### Exercise:
Repeat the material verbatim. Images are excluded from the copy.

[Recorded data]
********

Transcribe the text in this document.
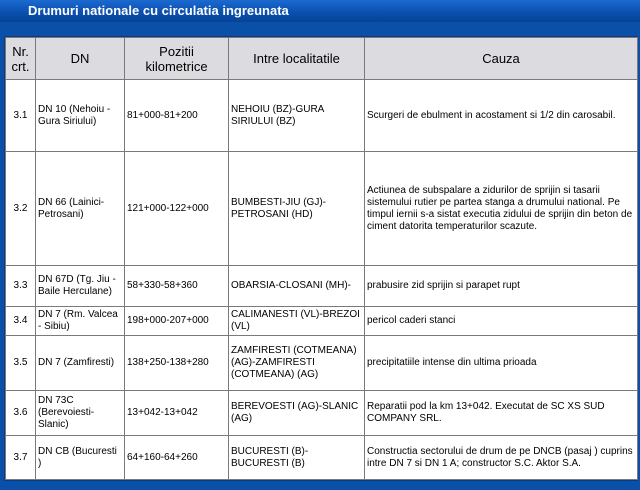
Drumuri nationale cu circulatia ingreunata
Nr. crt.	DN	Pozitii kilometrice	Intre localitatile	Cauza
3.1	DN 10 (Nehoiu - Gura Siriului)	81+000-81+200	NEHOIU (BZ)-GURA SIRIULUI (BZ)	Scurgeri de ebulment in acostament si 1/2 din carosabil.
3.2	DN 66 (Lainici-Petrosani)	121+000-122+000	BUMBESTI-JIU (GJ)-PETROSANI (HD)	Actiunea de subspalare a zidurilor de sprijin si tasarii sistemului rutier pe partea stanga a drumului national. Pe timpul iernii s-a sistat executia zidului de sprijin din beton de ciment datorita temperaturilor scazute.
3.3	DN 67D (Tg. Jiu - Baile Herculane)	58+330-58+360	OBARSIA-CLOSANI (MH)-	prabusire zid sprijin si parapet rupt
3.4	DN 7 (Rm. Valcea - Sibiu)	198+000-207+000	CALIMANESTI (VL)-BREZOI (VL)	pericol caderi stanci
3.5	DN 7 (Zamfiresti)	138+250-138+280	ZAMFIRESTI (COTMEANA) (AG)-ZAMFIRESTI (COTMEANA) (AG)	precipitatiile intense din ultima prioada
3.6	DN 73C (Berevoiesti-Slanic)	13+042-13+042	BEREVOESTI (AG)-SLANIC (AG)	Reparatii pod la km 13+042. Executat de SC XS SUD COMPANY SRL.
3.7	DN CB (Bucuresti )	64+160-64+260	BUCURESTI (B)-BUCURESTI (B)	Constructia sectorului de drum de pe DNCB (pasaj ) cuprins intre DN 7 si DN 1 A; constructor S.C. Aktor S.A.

********

### The result:
Transcribe the text in this document.
Drumuri nationale cu circulatia ingreunata
Nr. crt.	DN	Pozitii kilometrice	Intre localitatile	Cauza
3.1	DN 10 (Nehoiu - Gura Siriului)	81+000-81+200	NEHOIU (BZ)-GURA SIRIULUI (BZ)	Scurgeri de ebulment in acostament si 1/2 din carosabil.
3.2	DN 66 (Lainici-Petrosani)	121+000-122+000	BUMBESTI-JIU (GJ)-PETROSANI (HD)	Actiunea de subspalare a zidurilor de sprijin si tasarii sistemului rutier pe partea stanga a drumului national. Pe timpul iernii s-a sistat executia zidului de sprijin din beton de ciment datorita temperaturilor scazute.
3.3	DN 67D (Tg. Jiu - Baile Herculane)	58+330-58+360	OBARSIA-CLOSANI (MH)-	prabusire zid sprijin si parapet rupt
3.4	DN 7 (Rm. Valcea - Sibiu)	198+000-207+000	CALIMANESTI (VL)-BREZOI (VL)	pericol caderi stanci
3.5	DN 7 (Zamfiresti)	138+250-138+280	ZAMFIRESTI (COTMEANA) (AG)-ZAMFIRESTI (COTMEANA) (AG)	precipitatiile intense din ultima prioada
3.6	DN 73C (Berevoiesti-Slanic)	13+042-13+042	BEREVOESTI (AG)-SLANIC (AG)	Reparatii pod la km 13+042. Executat de SC XS SUD COMPANY SRL.
3.7	DN CB (Bucuresti )	64+160-64+260	BUCURESTI (B)-BUCURESTI (B)	Constructia sectorului de drum de pe DNCB (pasaj ) cuprins intre DN 7 si DN 1 A; constructor S.C. Aktor S.A.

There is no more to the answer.